TASK STATEMENT. Turn the lines below, from the line with "2020 — [512, 176, 519, 181]" to the line with "2020 — [169, 169, 177, 174]", both included, into a Markdown table with a No. column holding a running number and an Entry column holding each line. Leave out any blank lines.

─── EXCERPTED DATA ───

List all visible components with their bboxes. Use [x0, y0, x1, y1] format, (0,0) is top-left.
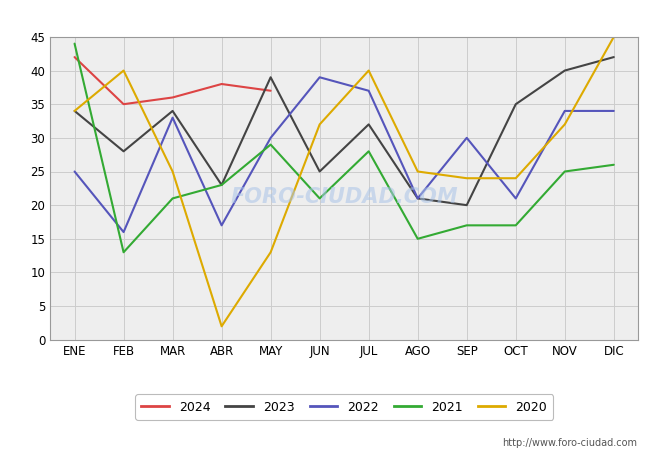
2020 — [512, 176, 519, 181]
Line: 2022: 2022 — [75, 77, 614, 232]
2021 — [266, 142, 274, 147]
Legend: 2024, 2023, 2022, 2021, 2020: 2024, 2023, 2022, 2021, 2020 — [135, 395, 553, 420]
2023 — [561, 68, 569, 73]
2023 — [120, 148, 127, 154]
2020 — [610, 34, 617, 40]
Text: FORO-CIUDAD.COM: FORO-CIUDAD.COM — [230, 187, 458, 207]
2022 — [71, 169, 79, 174]
2023 — [218, 182, 226, 188]
2020 — [365, 68, 372, 73]
2021 — [463, 223, 471, 228]
Text: http://www.foro-ciudad.com: http://www.foro-ciudad.com — [502, 438, 637, 448]
Line: 2021: 2021 — [75, 44, 614, 252]
2024 — [71, 54, 79, 60]
2020 — [169, 169, 177, 174]
2021 — [218, 182, 226, 188]
2022 — [610, 108, 617, 114]
2022 — [266, 135, 274, 140]
2022 — [169, 115, 177, 120]
2022 — [218, 223, 226, 228]
2022 — [561, 108, 569, 114]
2024 — [120, 102, 127, 107]
2023 — [316, 169, 324, 174]
2021 — [169, 196, 177, 201]
2024 — [169, 95, 177, 100]
2023 — [512, 102, 519, 107]
2020 — [561, 122, 569, 127]
2020 — [71, 108, 79, 114]
2020 — [463, 176, 471, 181]
2021 — [365, 148, 372, 154]
2022 — [512, 196, 519, 201]
2023 — [169, 108, 177, 114]
2021 — [120, 250, 127, 255]
2020 — [218, 324, 226, 329]
Line: 2023: 2023 — [75, 57, 614, 205]
Line: 2024: 2024 — [75, 57, 270, 104]
2020 — [414, 169, 422, 174]
2023 — [463, 202, 471, 208]
2024 — [266, 88, 274, 94]
2022 — [316, 75, 324, 80]
2022 — [120, 230, 127, 235]
2022 — [414, 196, 422, 201]
2023 — [414, 196, 422, 201]
2021 — [414, 236, 422, 242]
2023 — [610, 54, 617, 60]
2021 — [71, 41, 79, 46]
2023 — [266, 75, 274, 80]
2021 — [610, 162, 617, 167]
2020 — [266, 250, 274, 255]
Text: Matriculaciones de Vehiculos en Cubelles: Matriculaciones de Vehiculos en Cubelles — [132, 7, 518, 25]
2022 — [365, 88, 372, 94]
2020 — [316, 122, 324, 127]
2024 — [218, 81, 226, 87]
2022 — [463, 135, 471, 140]
2020 — [120, 68, 127, 73]
2021 — [512, 223, 519, 228]
2023 — [71, 108, 79, 114]
2021 — [316, 196, 324, 201]
2023 — [365, 122, 372, 127]
2021 — [561, 169, 569, 174]
Line: 2020: 2020 — [75, 37, 614, 326]
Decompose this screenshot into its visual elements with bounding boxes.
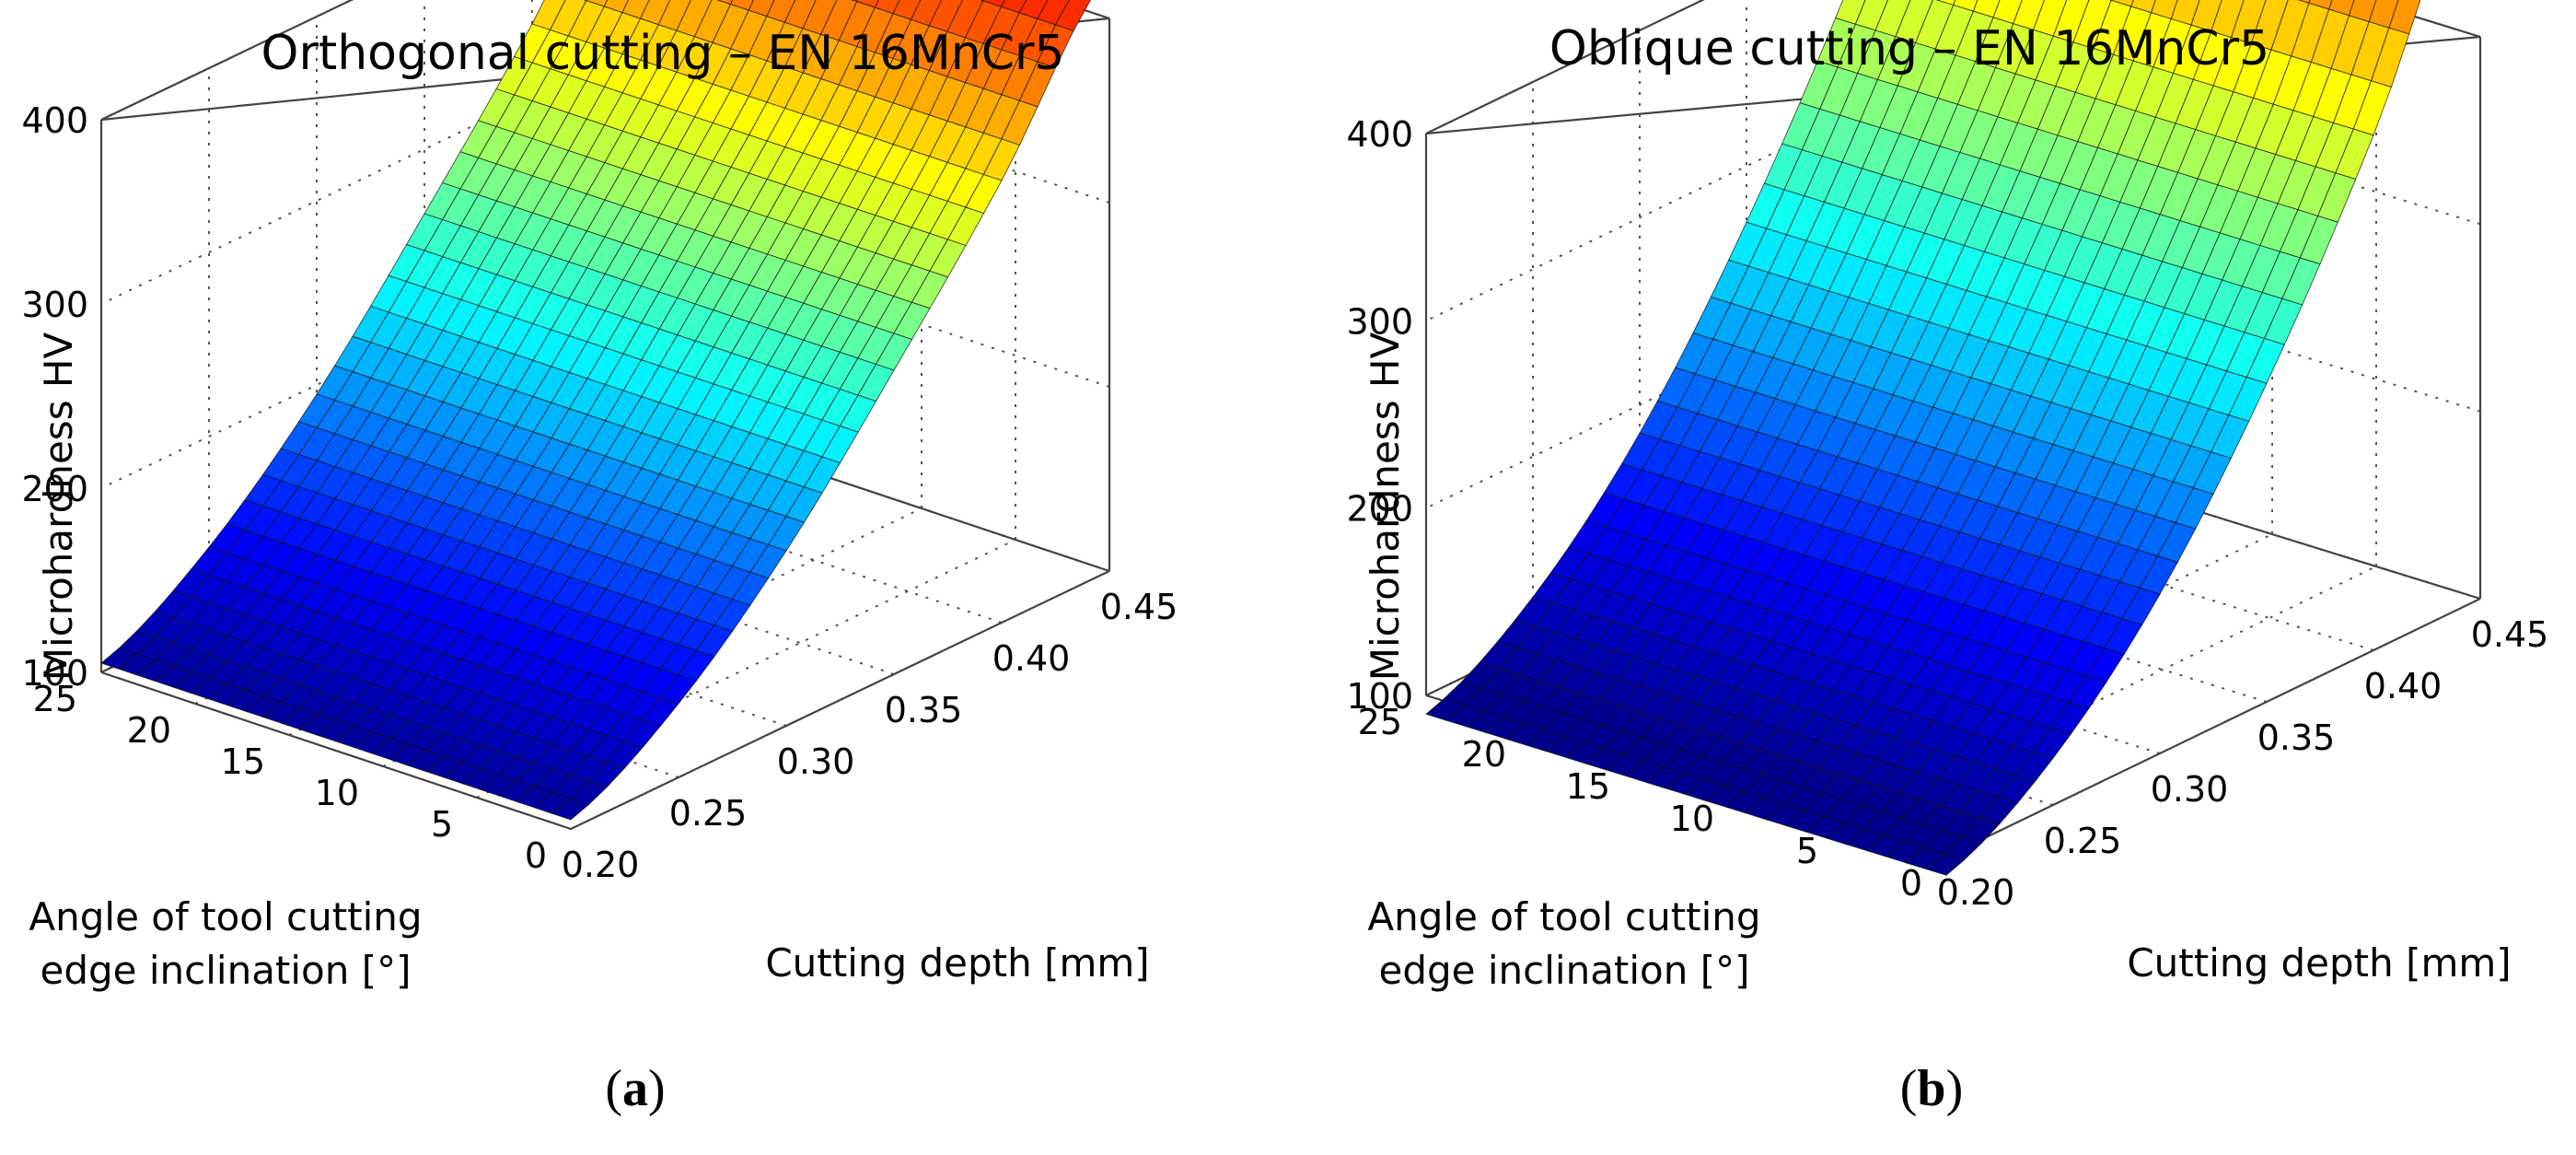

───

REPLY.
| No. | Entry |
|---|---|
| 1 | 2020 — [512, 176, 519, 181] |
| 2 | Line: 2022: 2022 — [75, 77, 614, 232] |
| 3 | 2021 — [266, 142, 274, 147] |
| 4 | Legend: 2024, 2023, 2022, 2021, 2020: 2024, 2023, 2022, 2021, 2020 — [135, 395, 553, 420] |
| 5 | 2023 — [561, 68, 569, 73] |
| 6 | 2023 — [120, 148, 127, 154] |
| 7 | 2020 — [610, 34, 617, 40] |
| 8 | Text: FORO-CIUDAD.COM: FORO-CIUDAD.COM — [230, 187, 458, 207] |
| 9 | 2022 — [71, 169, 79, 174] |
| 10 | 2023 — [218, 182, 226, 188] |
| 11 | 2020 — [365, 68, 372, 73] |
| 12 | 2021 — [463, 223, 471, 228] |
| 13 | Text: http://www.foro-ciudad.com: http://www.foro-ciudad.com — [502, 438, 637, 448] |
| 14 | Line: 2021: 2021 — [75, 44, 614, 252] |
| 15 | 2024 — [71, 54, 79, 60] |
| 16 | 2020 — [169, 169, 177, 174] |